DATASET RECORDS:
○ ○ ○ ○

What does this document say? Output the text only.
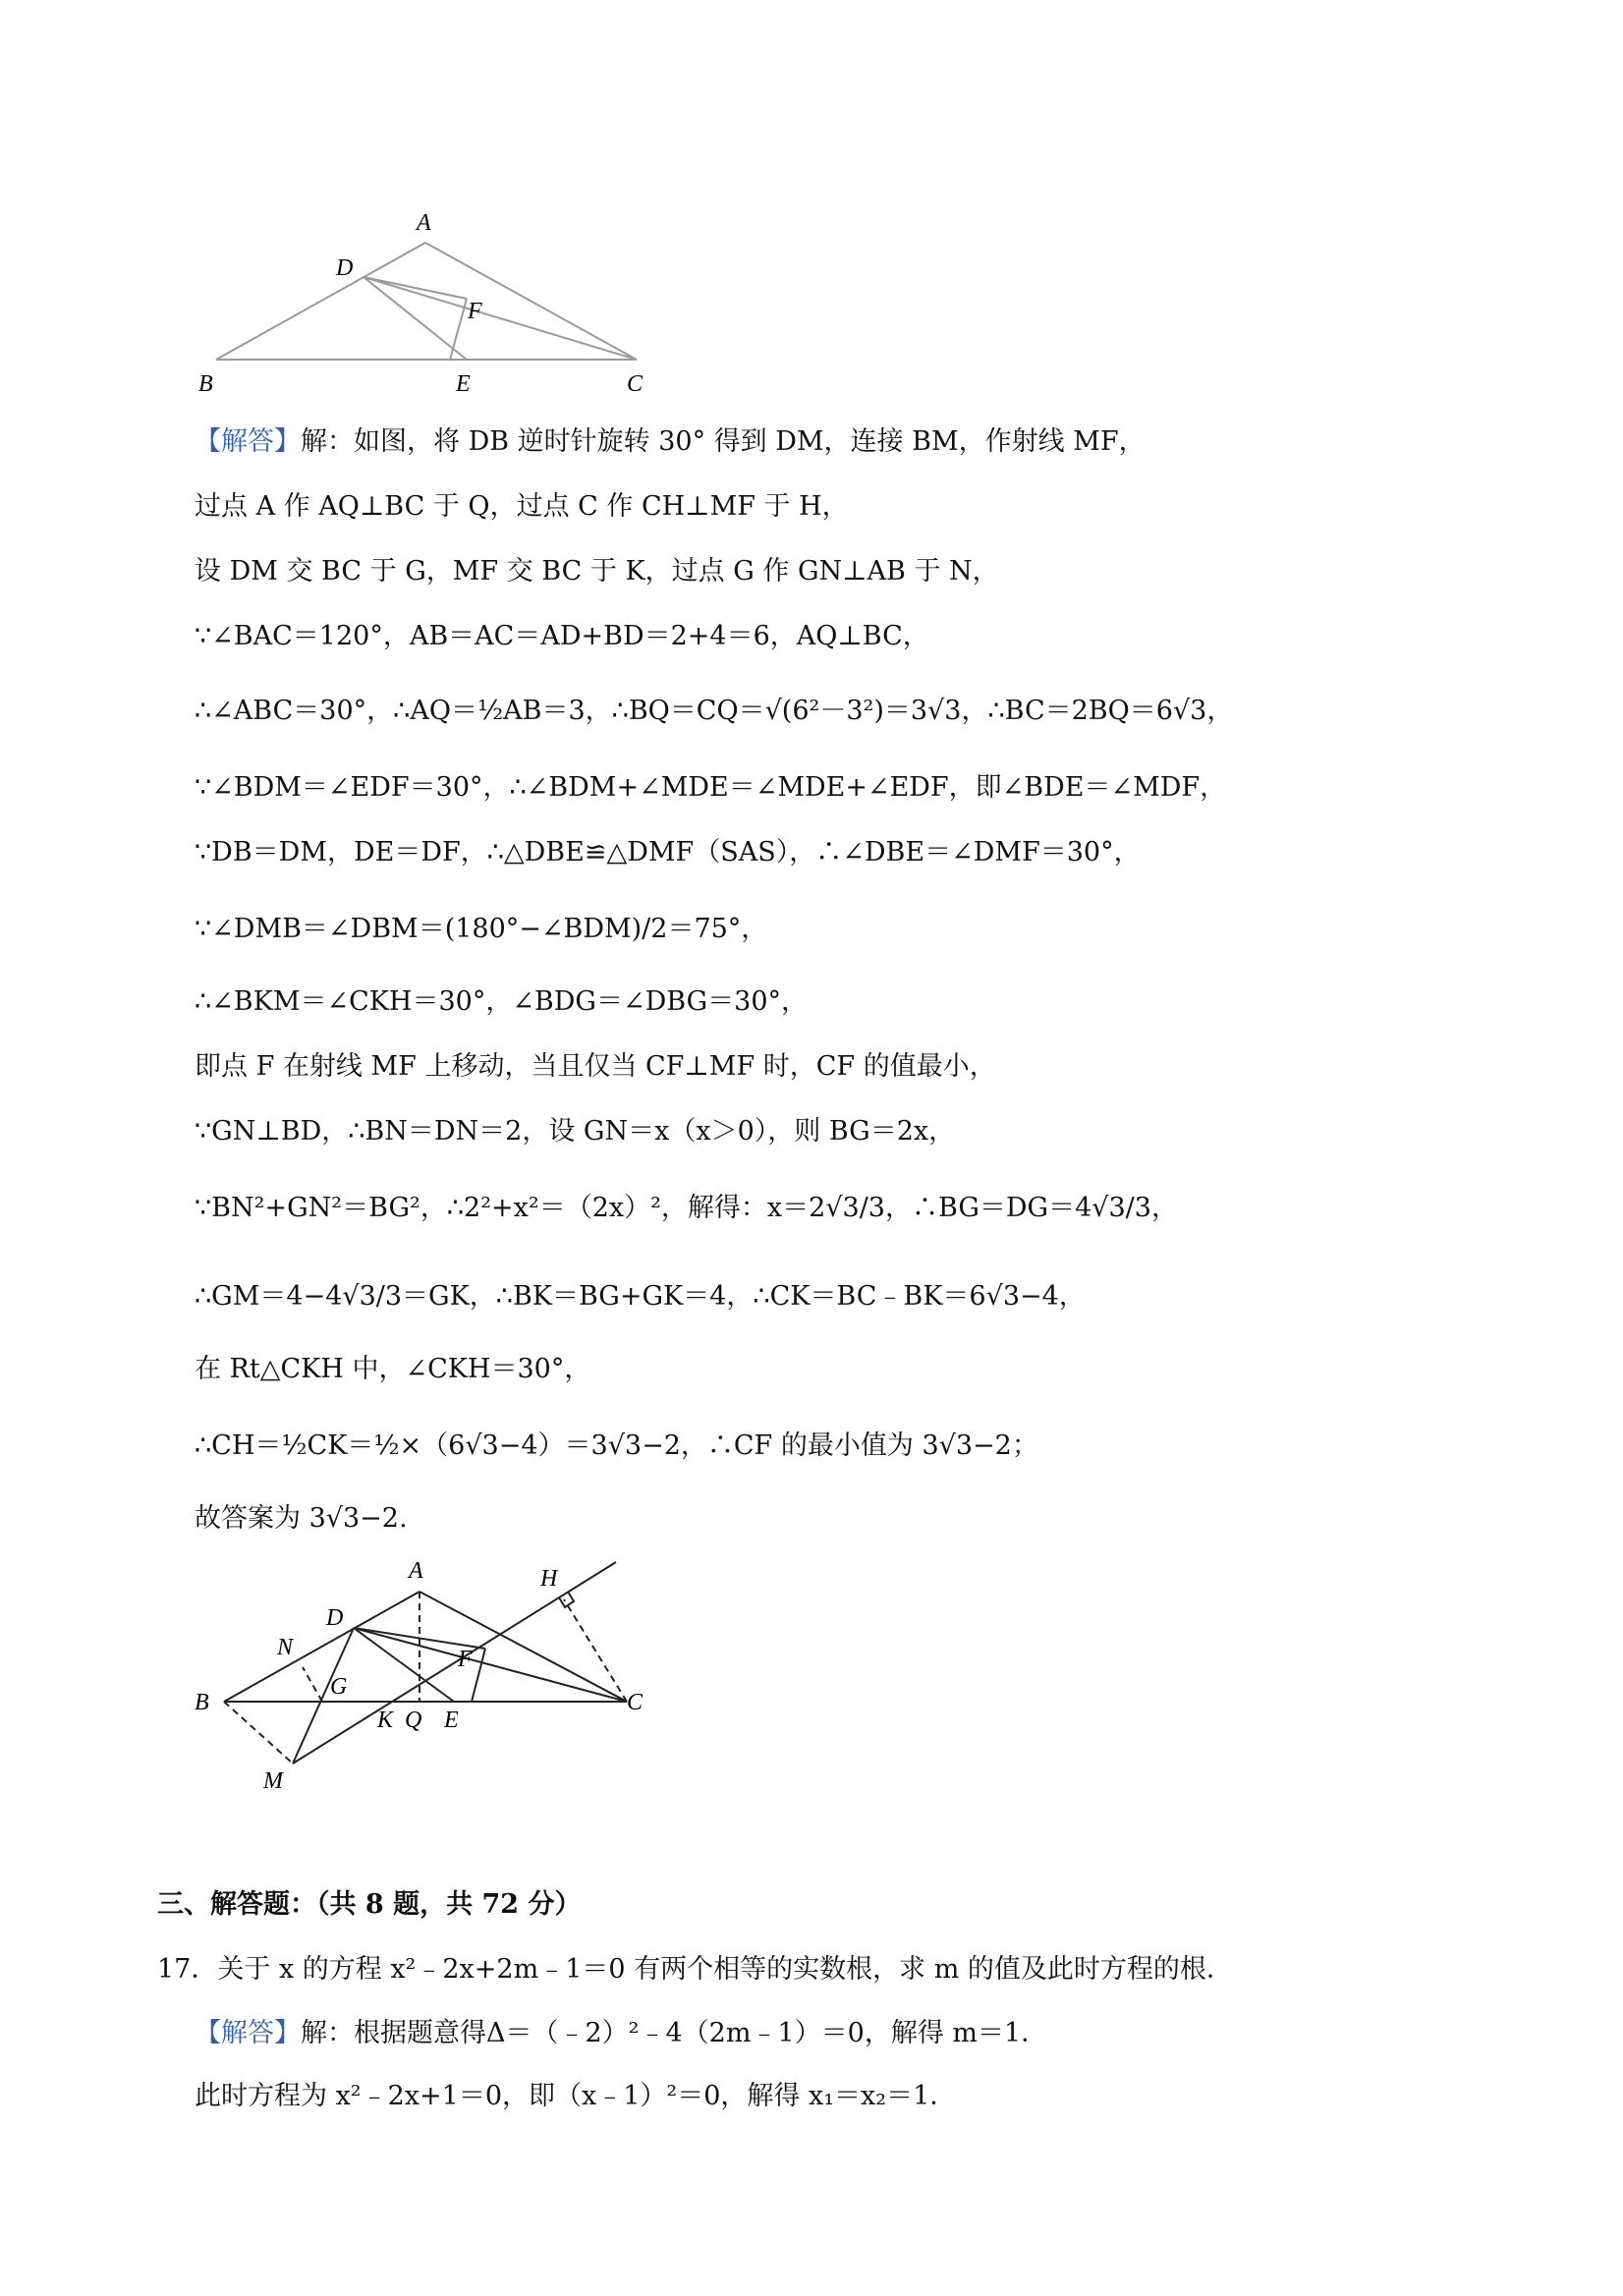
A
D
F
B	E	C
【解答】解：如图，将 DB 逆时针旋转 30° 得到 DM，连接 BM，作射线 MF，
过点 A 作 AQ⊥BC 于 Q，过点 C 作 CH⊥MF 于 H，
设 DM 交 BC 于 G，MF 交 BC 于 K，过点 G 作 GN⊥AB 于 N，
∵∠BAC＝120°，AB＝AC＝AD+BD＝2+4＝6，AQ⊥BC，
∴∠ABC＝30°，∴AQ＝½AB＝3，∴BQ＝CQ＝√(6²－3²)＝3√3，∴BC＝2BQ＝6√3，
∵∠BDM＝∠EDF＝30°，∴∠BDM+∠MDE＝∠MDE+∠EDF，即∠BDE＝∠MDF，
∵DB＝DM，DE＝DF，∴△DBE≌△DMF（SAS），∴∠DBE＝∠DMF＝30°，
∵∠DMB＝∠DBM＝(180°−∠BDM)/2＝75°，
∴∠BKM＝∠CKH＝30°，∠BDG＝∠DBG＝30°，
即点 F 在射线 MF 上移动，当且仅当 CF⊥MF 时，CF 的值最小，
∵GN⊥BD，∴BN＝DN＝2，设 GN＝x（x＞0），则 BG＝2x，
∵BN²+GN²＝BG²，∴2²+x²＝（2x）²，解得：x＝2√3/3，∴BG＝DG＝4√3/3，
∴GM＝4−4√3/3＝GK，∴BK＝BG+GK＝4，∴CK＝BC﹣BK＝6√3−4，
在 Rt△CKH 中，∠CKH＝30°，
∴CH＝½CK＝½×（6√3−4）＝3√3−2，∴CF 的最小值为 3√3−2；
故答案为 3√3−2.
A	H
D
N	F
G
B	C
K Q E
M
三、解答题：（共 8 题，共 72 分）
17．关于 x 的方程 x²﹣2x+2m﹣1＝0 有两个相等的实数根，求 m 的值及此时方程的根．
【解答】解：根据题意得Δ＝（﹣2）²﹣4（2m﹣1）＝0，解得 m＝1．
此时方程为 x²﹣2x+1＝0，即（x﹣1）²＝0，解得 x₁＝x₂＝1．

○ ○ ○ ○

THE REQUEST: Give all the lines above again, character for character, without pictures.

COMPLETED EXERCISE:
What does this document say? Output the text only.
A
D
F
B	E	C
【解答】解：如图，将 DB 逆时针旋转 30° 得到 DM，连接 BM，作射线 MF，
过点 A 作 AQ⊥BC 于 Q，过点 C 作 CH⊥MF 于 H，
设 DM 交 BC 于 G，MF 交 BC 于 K，过点 G 作 GN⊥AB 于 N，
∵∠BAC＝120°，AB＝AC＝AD+BD＝2+4＝6，AQ⊥BC，
∴∠ABC＝30°，∴AQ＝½AB＝3，∴BQ＝CQ＝√(6²－3²)＝3√3，∴BC＝2BQ＝6√3，
∵∠BDM＝∠EDF＝30°，∴∠BDM+∠MDE＝∠MDE+∠EDF，即∠BDE＝∠MDF，
∵DB＝DM，DE＝DF，∴△DBE≌△DMF（SAS），∴∠DBE＝∠DMF＝30°，
∵∠DMB＝∠DBM＝(180°−∠BDM)/2＝75°，
∴∠BKM＝∠CKH＝30°，∠BDG＝∠DBG＝30°，
即点 F 在射线 MF 上移动，当且仅当 CF⊥MF 时，CF 的值最小，
∵GN⊥BD，∴BN＝DN＝2，设 GN＝x（x＞0），则 BG＝2x，
∵BN²+GN²＝BG²，∴2²+x²＝（2x）²，解得：x＝2√3/3，∴BG＝DG＝4√3/3，
∴GM＝4−4√3/3＝GK，∴BK＝BG+GK＝4，∴CK＝BC﹣BK＝6√3−4，
在 Rt△CKH 中，∠CKH＝30°，
∴CH＝½CK＝½×（6√3−4）＝3√3−2，∴CF 的最小值为 3√3−2；
故答案为 3√3−2.
A	H
D
N	F
G
B	C
K Q E
M
三、解答题：（共 8 题，共 72 分）
17．关于 x 的方程 x²﹣2x+2m﹣1＝0 有两个相等的实数根，求 m 的值及此时方程的根．
【解答】解：根据题意得Δ＝（﹣2）²﹣4（2m﹣1）＝0，解得 m＝1．
此时方程为 x²﹣2x+1＝0，即（x﹣1）²＝0，解得 x₁＝x₂＝1．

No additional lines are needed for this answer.